SELECTED PASSAGE
The most outlandish part of this film though, more than the Oompa Loompas or Violet Beauregard turning into a blueberry, is the character of Charlie. That boy has the sweetest, most angelic face I've ever seen and the kindest, most generous nature of any child who's ever lived. I wanted to scoop him up and replace all my actual children with clones of him. Watching as a kid, you see yourself in Charlie and you see Violet, Veruca, Augustus and Mike TV as despicable beasts. But, watching as an adult, I think those four despicable beasts are more like kids I've actually met. I'm tired for their parents. While the chocolate factory is every child's greatest fantasy, Charlie is every parent's.
HE SAW
Not long after we started watching we paused for a toilet break and when we came back, I saw we'd been watching for an hour. I couldn't believe it. I double-checked, then asked Zanna if she believed it. She did, of course, because she's always been more pragmatic than me. Nevertheless, I was astonished. It was Wonka's most incredible trick yet. He'd made the movie slip by almost unnoticed, beneath our eyes. I wondered if I'd been hypnotised, if all those beautiful familiar songs, all that poverty-and-cabbage-soup-redeemed had lulled me into a reverie. Or maybe it was more deliberate than that, some sort of verbal NLP-style trickery. Maybe Wonka's catchphrase, "So much time, so little to see - strike that, reverse it" was somehow messing with my mind's perception.

GIVEN INSTRUCTION A
Tally how many lines in the listing below contain the string "lighting", treating case as significant. Give only the number.

Collected data entries

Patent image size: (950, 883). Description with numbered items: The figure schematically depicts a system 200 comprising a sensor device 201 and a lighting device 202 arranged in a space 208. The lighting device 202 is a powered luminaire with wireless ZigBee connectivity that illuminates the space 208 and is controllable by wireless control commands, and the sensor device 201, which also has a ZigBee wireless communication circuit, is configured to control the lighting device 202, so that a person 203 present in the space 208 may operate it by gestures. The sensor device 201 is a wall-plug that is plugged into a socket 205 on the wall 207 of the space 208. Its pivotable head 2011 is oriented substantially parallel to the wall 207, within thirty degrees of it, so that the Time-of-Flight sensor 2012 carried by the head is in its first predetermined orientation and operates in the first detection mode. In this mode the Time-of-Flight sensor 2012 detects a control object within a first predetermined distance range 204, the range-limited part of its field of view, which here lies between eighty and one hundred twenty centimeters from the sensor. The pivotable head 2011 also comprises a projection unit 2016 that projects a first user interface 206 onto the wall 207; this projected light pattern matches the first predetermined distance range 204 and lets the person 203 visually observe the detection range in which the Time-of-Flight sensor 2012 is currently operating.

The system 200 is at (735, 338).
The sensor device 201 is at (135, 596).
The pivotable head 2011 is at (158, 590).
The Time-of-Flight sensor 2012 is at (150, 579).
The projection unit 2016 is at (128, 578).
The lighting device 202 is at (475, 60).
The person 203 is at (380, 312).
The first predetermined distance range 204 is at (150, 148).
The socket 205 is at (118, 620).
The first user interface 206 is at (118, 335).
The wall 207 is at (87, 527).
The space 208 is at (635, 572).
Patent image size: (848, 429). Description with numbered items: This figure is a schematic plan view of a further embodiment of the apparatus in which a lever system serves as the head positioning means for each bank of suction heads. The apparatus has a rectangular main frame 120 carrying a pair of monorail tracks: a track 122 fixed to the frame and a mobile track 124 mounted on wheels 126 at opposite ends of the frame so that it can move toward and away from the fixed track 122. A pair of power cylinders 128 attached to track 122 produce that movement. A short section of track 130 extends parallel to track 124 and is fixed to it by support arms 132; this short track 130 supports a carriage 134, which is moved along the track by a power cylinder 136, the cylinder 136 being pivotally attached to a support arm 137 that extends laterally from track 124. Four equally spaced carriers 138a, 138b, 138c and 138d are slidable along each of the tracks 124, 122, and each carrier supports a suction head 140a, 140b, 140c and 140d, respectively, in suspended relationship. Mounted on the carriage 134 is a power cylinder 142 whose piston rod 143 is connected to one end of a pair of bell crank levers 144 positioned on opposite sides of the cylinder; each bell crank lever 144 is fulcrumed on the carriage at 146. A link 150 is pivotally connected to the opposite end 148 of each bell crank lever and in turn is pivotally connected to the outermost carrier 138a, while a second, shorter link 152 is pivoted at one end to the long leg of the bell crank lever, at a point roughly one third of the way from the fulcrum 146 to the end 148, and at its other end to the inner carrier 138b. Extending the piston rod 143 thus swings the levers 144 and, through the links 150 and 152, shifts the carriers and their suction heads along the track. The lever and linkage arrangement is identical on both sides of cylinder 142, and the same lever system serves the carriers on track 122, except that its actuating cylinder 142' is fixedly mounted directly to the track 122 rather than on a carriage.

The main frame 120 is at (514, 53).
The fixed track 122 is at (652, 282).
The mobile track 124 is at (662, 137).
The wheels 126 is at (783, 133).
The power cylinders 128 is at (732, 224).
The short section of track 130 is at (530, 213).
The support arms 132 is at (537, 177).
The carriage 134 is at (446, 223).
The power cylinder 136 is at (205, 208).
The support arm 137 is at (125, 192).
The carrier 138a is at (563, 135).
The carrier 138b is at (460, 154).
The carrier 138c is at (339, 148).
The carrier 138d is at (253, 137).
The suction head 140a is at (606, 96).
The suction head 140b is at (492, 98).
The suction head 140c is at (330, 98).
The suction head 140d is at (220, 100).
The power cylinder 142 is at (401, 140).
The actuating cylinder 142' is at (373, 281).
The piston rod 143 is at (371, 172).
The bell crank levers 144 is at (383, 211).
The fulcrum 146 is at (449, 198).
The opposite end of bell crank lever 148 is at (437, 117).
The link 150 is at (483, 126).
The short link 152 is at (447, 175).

GIVEN INSTRUCTION B
Write out the entire passage about watching the Willy Wonka film, reproducing it word for word.

CORRECT RESULT A
2

CORRECT RESULT B
The most outlandish part of this film though, more than the Oompa Loompas or Violet Beauregard turning into a blueberry, is the character of Charlie. That boy has the sweetest, most angelic face I've ever seen and the kindest, most generous nature of any child who's ever lived. I wanted to scoop him up and replace all my actual children with clones of him. Watching as a kid, you see yourself in Charlie and you see Violet, Veruca, Augustus and Mike TV as despicable beasts. But, watching as an adult, I think those four despicable beasts are more like kids I've actually met. I'm tired for their parents. While the chocolate factory is every child's greatest fantasy, Charlie is every parent's.
HE SAW
Not long after we started watching we paused for a toilet break and when we came back, I saw we'd been watching for an hour. I couldn't believe it. I double-checked, then asked Zanna if she believed it. She did, of course, because she's always been more pragmatic than me. Nevertheless, I was astonished. It was Wonka's most incredible trick yet. He'd made the movie slip by almost unnoticed, beneath our eyes. I wondered if I'd been hypnotised, if all those beautiful familiar songs, all that poverty-and-cabbage-soup-redeemed had lulled me into a reverie. Or maybe it was more deliberate than that, some sort of verbal NLP-style trickery. Maybe Wonka's catchphrase, "So much time, so little to see - strike that, reverse it" was somehow messing with my mind's perception.